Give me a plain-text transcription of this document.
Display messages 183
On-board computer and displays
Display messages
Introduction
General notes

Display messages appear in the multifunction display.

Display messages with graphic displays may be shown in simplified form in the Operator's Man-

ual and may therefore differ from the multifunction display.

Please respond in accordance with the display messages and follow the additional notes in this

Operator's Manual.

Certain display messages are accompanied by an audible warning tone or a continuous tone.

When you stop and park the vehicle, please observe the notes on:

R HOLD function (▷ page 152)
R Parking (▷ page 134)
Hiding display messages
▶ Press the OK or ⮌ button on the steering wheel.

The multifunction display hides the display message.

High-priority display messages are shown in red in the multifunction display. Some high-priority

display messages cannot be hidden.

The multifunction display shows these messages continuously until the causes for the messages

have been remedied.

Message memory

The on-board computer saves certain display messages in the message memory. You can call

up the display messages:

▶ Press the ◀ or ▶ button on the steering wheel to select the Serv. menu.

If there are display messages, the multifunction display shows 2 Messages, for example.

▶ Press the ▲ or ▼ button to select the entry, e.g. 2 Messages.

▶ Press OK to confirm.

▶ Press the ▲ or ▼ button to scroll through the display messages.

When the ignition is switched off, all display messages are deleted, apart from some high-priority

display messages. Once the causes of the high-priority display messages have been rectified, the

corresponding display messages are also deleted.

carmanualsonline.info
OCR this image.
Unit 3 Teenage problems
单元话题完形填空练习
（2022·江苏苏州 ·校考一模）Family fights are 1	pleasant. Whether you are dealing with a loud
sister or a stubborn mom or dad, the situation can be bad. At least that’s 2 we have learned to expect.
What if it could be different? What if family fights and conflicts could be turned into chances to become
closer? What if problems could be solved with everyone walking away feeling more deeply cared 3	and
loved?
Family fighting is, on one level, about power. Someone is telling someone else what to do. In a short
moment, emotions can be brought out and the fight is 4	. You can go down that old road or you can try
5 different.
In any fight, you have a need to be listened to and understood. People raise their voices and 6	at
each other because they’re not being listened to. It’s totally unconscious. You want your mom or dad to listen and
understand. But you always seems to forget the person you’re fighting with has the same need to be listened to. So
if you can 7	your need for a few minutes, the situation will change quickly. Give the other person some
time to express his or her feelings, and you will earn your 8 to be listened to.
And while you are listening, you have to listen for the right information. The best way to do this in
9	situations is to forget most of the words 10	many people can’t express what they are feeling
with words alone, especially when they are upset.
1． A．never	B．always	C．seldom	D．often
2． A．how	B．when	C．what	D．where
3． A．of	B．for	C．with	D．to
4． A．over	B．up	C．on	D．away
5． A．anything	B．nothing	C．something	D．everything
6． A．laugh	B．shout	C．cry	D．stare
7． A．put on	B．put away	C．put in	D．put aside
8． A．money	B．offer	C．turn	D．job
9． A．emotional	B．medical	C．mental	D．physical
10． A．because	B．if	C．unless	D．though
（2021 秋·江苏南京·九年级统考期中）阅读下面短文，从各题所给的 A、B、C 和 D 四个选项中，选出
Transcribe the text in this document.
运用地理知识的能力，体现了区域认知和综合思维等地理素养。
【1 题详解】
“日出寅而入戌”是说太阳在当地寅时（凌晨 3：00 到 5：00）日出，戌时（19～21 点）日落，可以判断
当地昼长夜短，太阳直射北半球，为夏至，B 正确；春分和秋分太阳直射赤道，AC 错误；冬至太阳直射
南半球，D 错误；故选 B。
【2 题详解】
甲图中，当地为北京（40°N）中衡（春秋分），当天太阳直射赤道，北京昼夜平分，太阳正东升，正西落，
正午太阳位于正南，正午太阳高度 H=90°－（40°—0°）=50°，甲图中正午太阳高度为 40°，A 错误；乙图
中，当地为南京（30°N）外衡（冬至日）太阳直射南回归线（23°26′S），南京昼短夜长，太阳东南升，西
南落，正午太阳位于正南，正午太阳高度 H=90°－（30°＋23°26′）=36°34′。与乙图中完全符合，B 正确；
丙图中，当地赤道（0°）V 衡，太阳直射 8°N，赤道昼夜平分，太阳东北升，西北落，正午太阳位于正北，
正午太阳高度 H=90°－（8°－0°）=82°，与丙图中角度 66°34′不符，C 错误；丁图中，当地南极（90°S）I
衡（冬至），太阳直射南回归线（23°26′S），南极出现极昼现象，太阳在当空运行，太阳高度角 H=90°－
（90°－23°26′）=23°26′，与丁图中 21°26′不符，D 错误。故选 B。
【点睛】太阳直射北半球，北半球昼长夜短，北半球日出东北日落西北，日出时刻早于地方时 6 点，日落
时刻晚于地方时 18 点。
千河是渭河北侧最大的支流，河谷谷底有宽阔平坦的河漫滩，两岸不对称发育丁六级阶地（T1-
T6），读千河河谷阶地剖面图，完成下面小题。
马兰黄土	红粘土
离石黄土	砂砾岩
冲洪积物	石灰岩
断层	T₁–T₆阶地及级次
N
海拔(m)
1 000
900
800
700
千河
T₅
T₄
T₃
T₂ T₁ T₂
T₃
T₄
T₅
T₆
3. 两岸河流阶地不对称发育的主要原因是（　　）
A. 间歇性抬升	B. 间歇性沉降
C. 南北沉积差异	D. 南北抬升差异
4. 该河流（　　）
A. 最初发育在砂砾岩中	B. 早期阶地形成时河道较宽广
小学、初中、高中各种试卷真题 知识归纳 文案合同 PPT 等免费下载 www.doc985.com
^^^^^^^^^^^^^^^^
• WHAT YOU SHOULD DO
Take the entries above and transcribe them in full.

• WRITTEN SOLUTION
Give me a plain-text transcription of this document.
Display messages 183
On-board computer and displays
Display messages
Introduction
General notes

Display messages appear in the multifunction display.

Display messages with graphic displays may be shown in simplified form in the Operator's Man-

ual and may therefore differ from the multifunction display.

Please respond in accordance with the display messages and follow the additional notes in this

Operator's Manual.

Certain display messages are accompanied by an audible warning tone or a continuous tone.

When you stop and park the vehicle, please observe the notes on:

R HOLD function (▷ page 152)
R Parking (▷ page 134)
Hiding display messages
▶ Press the OK or ⮌ button on the steering wheel.

The multifunction display hides the display message.

High-priority display messages are shown in red in the multifunction display. Some high-priority

display messages cannot be hidden.

The multifunction display shows these messages continuously until the causes for the messages

have been remedied.

Message memory

The on-board computer saves certain display messages in the message memory. You can call

up the display messages:

▶ Press the ◀ or ▶ button on the steering wheel to select the Serv. menu.

If there are display messages, the multifunction display shows 2 Messages, for example.

▶ Press the ▲ or ▼ button to select the entry, e.g. 2 Messages.

▶ Press OK to confirm.

▶ Press the ▲ or ▼ button to scroll through the display messages.

When the ignition is switched off, all display messages are deleted, apart from some high-priority

display messages. Once the causes of the high-priority display messages have been rectified, the

corresponding display messages are also deleted.

carmanualsonline.info
OCR this image.
Unit 3 Teenage problems
单元话题完形填空练习
（2022·江苏苏州 ·校考一模）Family fights are 1	pleasant. Whether you are dealing with a loud
sister or a stubborn mom or dad, the situation can be bad. At least that’s 2 we have learned to expect.
What if it could be different? What if family fights and conflicts could be turned into chances to become
closer? What if problems could be solved with everyone walking away feeling more deeply cared 3	and
loved?
Family fighting is, on one level, about power. Someone is telling someone else what to do. In a short
moment, emotions can be brought out and the fight is 4	. You can go down that old road or you can try
5 different.
In any fight, you have a need to be listened to and understood. People raise their voices and 6	at
each other because they’re not being listened to. It’s totally unconscious. You want your mom or dad to listen and
understand. But you always seems to forget the person you’re fighting with has the same need to be listened to. So
if you can 7	your need for a few minutes, the situation will change quickly. Give the other person some
time to express his or her feelings, and you will earn your 8 to be listened to.
And while you are listening, you have to listen for the right information. The best way to do this in
9	situations is to forget most of the words 10	many people can’t express what they are feeling
with words alone, especially when they are upset.
1． A．never	B．always	C．seldom	D．often
2． A．how	B．when	C．what	D．where
3． A．of	B．for	C．with	D．to
4． A．over	B．up	C．on	D．away
5． A．anything	B．nothing	C．something	D．everything
6． A．laugh	B．shout	C．cry	D．stare
7． A．put on	B．put away	C．put in	D．put aside
8． A．money	B．offer	C．turn	D．job
9． A．emotional	B．medical	C．mental	D．physical
10． A．because	B．if	C．unless	D．though
（2021 秋·江苏南京·九年级统考期中）阅读下面短文，从各题所给的 A、B、C 和 D 四个选项中，选出
Transcribe the text in this document.
运用地理知识的能力，体现了区域认知和综合思维等地理素养。
【1 题详解】
“日出寅而入戌”是说太阳在当地寅时（凌晨 3：00 到 5：00）日出，戌时（19～21 点）日落，可以判断
当地昼长夜短，太阳直射北半球，为夏至，B 正确；春分和秋分太阳直射赤道，AC 错误；冬至太阳直射
南半球，D 错误；故选 B。
【2 题详解】
甲图中，当地为北京（40°N）中衡（春秋分），当天太阳直射赤道，北京昼夜平分，太阳正东升，正西落，
正午太阳位于正南，正午太阳高度 H=90°－（40°—0°）=50°，甲图中正午太阳高度为 40°，A 错误；乙图
中，当地为南京（30°N）外衡（冬至日）太阳直射南回归线（23°26′S），南京昼短夜长，太阳东南升，西
南落，正午太阳位于正南，正午太阳高度 H=90°－（30°＋23°26′）=36°34′。与乙图中完全符合，B 正确；
丙图中，当地赤道（0°）V 衡，太阳直射 8°N，赤道昼夜平分，太阳东北升，西北落，正午太阳位于正北，
正午太阳高度 H=90°－（8°－0°）=82°，与丙图中角度 66°34′不符，C 错误；丁图中，当地南极（90°S）I
衡（冬至），太阳直射南回归线（23°26′S），南极出现极昼现象，太阳在当空运行，太阳高度角 H=90°－
（90°－23°26′）=23°26′，与丁图中 21°26′不符，D 错误。故选 B。
【点睛】太阳直射北半球，北半球昼长夜短，北半球日出东北日落西北，日出时刻早于地方时 6 点，日落
时刻晚于地方时 18 点。
千河是渭河北侧最大的支流，河谷谷底有宽阔平坦的河漫滩，两岸不对称发育丁六级阶地（T1-
T6），读千河河谷阶地剖面图，完成下面小题。
马兰黄土	红粘土
离石黄土	砂砾岩
冲洪积物	石灰岩
断层	T₁–T₆阶地及级次
N
海拔(m)
1 000
900
800
700
千河
T₅
T₄
T₃
T₂ T₁ T₂
T₃
T₄
T₅
T₆
3. 两岸河流阶地不对称发育的主要原因是（　　）
A. 间歇性抬升	B. 间歇性沉降
C. 南北沉积差异	D. 南北抬升差异
4. 该河流（　　）
A. 最初发育在砂砾岩中	B. 早期阶地形成时河道较宽广
小学、初中、高中各种试卷真题 知识归纳 文案合同 PPT 等免费下载 www.doc985.com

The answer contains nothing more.